AIM OF THE EXERCISE: Pick out and copy every line below that has the word "code".
========================================================================
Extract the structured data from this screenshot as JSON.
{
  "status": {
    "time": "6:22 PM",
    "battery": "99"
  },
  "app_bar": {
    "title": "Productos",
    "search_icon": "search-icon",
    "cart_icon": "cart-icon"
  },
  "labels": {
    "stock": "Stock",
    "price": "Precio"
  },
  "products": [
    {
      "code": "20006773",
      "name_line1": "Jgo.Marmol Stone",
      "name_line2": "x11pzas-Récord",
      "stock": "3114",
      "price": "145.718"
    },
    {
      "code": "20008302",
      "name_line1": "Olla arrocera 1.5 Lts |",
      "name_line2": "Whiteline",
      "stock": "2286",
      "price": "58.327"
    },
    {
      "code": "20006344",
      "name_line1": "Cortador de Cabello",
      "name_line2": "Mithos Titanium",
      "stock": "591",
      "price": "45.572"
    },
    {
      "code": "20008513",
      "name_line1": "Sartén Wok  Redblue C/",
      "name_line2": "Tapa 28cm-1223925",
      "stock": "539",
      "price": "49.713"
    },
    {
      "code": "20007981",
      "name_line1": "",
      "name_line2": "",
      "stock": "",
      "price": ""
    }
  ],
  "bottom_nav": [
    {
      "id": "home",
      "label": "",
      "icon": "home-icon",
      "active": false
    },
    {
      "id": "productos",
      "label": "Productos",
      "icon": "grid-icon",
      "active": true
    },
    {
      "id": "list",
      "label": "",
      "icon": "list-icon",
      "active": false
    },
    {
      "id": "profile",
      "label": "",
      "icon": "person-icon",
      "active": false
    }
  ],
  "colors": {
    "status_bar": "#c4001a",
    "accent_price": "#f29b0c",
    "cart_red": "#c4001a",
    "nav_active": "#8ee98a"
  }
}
========================================================================
EXERCISE RESPONSE:
      "code": "20006773",
      "code": "20008302",
      "code": "20006344",
      "code": "20008513",
      "code": "20007981",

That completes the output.